• _OBJECTIVE_
Below is a set of records. Repeat all of them exactly.

• _GIVEN INFORMATION_
—————

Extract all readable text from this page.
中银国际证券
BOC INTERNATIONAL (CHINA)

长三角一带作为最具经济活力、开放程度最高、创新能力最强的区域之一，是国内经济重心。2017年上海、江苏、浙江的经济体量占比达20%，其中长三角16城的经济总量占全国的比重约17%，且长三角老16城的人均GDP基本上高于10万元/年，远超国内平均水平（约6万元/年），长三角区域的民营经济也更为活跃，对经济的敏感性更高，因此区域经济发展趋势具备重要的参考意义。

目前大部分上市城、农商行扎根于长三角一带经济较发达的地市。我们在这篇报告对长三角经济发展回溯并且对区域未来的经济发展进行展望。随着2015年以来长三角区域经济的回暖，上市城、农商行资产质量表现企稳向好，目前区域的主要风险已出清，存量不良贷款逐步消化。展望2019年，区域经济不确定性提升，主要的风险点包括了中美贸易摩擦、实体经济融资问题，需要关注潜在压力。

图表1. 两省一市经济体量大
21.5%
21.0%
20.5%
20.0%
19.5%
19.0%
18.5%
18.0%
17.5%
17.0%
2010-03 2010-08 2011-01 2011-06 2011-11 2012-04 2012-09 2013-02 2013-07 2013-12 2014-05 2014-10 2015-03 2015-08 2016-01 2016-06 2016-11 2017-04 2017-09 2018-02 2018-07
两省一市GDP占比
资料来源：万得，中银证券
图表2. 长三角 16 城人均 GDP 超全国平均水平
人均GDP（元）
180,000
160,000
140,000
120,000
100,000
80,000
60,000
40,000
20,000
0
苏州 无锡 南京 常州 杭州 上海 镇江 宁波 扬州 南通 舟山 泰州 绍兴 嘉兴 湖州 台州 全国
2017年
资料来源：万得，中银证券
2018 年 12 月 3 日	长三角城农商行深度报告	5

—————

• _EXPECTED OUTPUT_
Extract all readable text from this page.
中银国际证券
BOC INTERNATIONAL (CHINA)

长三角一带作为最具经济活力、开放程度最高、创新能力最强的区域之一，是国内经济重心。2017年上海、江苏、浙江的经济体量占比达20%，其中长三角16城的经济总量占全国的比重约17%，且长三角老16城的人均GDP基本上高于10万元/年，远超国内平均水平（约6万元/年），长三角区域的民营经济也更为活跃，对经济的敏感性更高，因此区域经济发展趋势具备重要的参考意义。

目前大部分上市城、农商行扎根于长三角一带经济较发达的地市。我们在这篇报告对长三角经济发展回溯并且对区域未来的经济发展进行展望。随着2015年以来长三角区域经济的回暖，上市城、农商行资产质量表现企稳向好，目前区域的主要风险已出清，存量不良贷款逐步消化。展望2019年，区域经济不确定性提升，主要的风险点包括了中美贸易摩擦、实体经济融资问题，需要关注潜在压力。

图表1. 两省一市经济体量大
21.5%
21.0%
20.5%
20.0%
19.5%
19.0%
18.5%
18.0%
17.5%
17.0%
2010-03 2010-08 2011-01 2011-06 2011-11 2012-04 2012-09 2013-02 2013-07 2013-12 2014-05 2014-10 2015-03 2015-08 2016-01 2016-06 2016-11 2017-04 2017-09 2018-02 2018-07
两省一市GDP占比
资料来源：万得，中银证券
图表2. 长三角 16 城人均 GDP 超全国平均水平
人均GDP（元）
180,000
160,000
140,000
120,000
100,000
80,000
60,000
40,000
20,000
0
苏州 无锡 南京 常州 杭州 上海 镇江 宁波 扬州 南通 舟山 泰州 绍兴 嘉兴 湖州 台州 全国
2017年
资料来源：万得，中银证券
2018 年 12 月 3 日	长三角城农商行深度报告	5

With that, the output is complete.